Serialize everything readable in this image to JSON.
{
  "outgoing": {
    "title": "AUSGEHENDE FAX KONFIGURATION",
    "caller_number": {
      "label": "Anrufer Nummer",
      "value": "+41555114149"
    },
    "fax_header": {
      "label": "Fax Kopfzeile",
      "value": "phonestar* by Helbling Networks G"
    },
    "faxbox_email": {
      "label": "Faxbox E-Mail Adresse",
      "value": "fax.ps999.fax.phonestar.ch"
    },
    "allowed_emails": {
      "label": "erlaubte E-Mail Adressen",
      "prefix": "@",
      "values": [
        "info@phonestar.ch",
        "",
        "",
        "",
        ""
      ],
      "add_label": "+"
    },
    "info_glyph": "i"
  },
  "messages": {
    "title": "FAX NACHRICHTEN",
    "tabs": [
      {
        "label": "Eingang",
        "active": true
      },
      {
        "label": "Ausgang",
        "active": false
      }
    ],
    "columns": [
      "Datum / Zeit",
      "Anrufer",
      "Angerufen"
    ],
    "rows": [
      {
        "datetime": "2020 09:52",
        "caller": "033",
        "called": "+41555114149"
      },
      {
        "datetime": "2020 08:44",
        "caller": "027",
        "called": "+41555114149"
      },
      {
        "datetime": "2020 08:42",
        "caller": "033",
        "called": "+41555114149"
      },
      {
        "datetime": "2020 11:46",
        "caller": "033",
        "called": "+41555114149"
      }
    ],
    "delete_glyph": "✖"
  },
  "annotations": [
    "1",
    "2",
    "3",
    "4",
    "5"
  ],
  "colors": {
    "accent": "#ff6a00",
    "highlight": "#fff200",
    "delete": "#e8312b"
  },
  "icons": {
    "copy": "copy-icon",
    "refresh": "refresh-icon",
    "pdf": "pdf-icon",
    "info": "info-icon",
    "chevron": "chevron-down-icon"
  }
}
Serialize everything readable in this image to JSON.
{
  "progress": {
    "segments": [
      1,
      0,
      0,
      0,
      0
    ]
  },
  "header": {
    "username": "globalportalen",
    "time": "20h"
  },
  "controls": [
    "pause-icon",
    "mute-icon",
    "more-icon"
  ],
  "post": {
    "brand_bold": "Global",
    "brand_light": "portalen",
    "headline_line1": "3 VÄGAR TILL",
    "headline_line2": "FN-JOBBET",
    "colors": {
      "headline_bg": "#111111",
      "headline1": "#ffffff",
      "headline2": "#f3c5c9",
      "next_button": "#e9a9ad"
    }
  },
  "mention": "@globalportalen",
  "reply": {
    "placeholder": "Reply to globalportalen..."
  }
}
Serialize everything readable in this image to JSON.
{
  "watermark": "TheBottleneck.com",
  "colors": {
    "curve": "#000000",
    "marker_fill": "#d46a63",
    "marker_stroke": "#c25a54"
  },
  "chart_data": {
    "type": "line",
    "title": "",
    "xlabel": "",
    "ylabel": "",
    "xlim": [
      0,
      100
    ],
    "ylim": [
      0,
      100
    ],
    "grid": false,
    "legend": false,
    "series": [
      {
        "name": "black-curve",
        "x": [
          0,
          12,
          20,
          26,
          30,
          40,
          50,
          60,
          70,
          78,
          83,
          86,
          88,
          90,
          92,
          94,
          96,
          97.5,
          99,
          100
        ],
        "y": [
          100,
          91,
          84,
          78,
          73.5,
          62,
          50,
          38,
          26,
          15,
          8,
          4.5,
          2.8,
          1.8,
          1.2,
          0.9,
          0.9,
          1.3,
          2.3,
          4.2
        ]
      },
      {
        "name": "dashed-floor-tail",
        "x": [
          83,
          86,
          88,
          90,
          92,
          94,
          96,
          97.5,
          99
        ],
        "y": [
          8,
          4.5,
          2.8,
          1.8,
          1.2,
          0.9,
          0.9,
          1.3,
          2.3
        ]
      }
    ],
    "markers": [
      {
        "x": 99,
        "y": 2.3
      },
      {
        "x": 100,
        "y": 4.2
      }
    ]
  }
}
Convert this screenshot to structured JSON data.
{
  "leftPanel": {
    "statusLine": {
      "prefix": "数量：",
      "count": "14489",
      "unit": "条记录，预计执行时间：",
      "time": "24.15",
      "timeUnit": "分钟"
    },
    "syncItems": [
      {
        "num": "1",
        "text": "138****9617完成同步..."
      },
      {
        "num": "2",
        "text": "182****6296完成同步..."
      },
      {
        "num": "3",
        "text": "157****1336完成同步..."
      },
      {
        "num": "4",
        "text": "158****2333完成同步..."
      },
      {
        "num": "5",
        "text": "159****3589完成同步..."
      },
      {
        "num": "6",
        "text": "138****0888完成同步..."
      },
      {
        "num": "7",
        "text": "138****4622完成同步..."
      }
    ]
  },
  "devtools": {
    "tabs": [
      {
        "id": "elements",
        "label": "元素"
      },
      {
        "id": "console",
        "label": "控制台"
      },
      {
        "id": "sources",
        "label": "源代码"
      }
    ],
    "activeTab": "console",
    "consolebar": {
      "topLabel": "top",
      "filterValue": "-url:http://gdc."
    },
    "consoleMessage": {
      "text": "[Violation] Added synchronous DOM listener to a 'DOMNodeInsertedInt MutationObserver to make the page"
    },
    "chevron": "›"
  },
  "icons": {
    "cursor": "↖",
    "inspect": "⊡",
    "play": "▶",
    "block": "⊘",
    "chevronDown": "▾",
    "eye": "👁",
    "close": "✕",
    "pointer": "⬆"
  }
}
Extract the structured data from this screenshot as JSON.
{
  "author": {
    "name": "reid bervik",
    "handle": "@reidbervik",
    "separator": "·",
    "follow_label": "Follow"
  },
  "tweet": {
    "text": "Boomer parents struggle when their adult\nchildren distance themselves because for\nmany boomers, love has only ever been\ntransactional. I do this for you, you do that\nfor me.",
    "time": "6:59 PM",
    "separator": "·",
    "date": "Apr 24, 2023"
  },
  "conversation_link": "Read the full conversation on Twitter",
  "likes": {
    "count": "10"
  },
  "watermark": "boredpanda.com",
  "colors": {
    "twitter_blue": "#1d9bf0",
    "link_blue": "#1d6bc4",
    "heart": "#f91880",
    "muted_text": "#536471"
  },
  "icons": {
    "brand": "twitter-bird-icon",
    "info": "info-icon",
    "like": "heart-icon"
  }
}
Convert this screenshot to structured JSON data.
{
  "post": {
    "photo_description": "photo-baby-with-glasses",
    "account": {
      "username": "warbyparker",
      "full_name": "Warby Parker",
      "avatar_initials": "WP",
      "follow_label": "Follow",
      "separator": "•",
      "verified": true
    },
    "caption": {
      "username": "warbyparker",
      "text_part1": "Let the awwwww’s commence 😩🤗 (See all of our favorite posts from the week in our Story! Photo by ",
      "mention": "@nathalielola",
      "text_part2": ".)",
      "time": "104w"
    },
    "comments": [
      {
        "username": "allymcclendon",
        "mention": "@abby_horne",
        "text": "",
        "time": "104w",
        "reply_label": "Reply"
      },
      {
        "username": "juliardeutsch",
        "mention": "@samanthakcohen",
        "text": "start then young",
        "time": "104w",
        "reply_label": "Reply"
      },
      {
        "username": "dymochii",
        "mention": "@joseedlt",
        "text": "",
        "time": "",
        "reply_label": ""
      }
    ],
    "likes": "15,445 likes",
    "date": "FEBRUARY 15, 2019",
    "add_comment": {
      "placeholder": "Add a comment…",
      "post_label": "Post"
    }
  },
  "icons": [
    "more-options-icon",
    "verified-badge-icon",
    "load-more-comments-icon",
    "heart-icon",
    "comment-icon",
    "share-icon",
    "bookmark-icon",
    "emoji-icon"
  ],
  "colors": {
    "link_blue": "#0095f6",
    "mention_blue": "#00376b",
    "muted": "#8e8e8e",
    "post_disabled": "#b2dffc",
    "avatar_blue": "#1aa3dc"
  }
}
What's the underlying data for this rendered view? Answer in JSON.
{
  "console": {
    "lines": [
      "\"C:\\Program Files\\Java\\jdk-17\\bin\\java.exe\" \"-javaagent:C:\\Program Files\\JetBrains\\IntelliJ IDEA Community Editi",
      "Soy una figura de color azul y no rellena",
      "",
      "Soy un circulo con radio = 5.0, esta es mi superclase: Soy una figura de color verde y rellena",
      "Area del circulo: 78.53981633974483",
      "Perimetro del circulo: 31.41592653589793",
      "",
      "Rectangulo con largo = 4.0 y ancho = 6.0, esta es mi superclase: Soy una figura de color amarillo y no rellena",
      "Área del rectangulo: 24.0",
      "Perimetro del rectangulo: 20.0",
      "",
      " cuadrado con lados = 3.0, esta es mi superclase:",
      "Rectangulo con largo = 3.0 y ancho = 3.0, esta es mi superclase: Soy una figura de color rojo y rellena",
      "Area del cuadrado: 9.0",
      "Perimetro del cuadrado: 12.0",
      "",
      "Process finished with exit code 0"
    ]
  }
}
──────────
Task to carry out
Check each line of the entries above, and show every one holding the word "from".

Answer to the problem
Extract the structured data from this screenshot as JSON.
      "text_part1": "Let the awwwww’s commence 😩🤗 (See all of our favorite posts from the week in our Story! Photo by ",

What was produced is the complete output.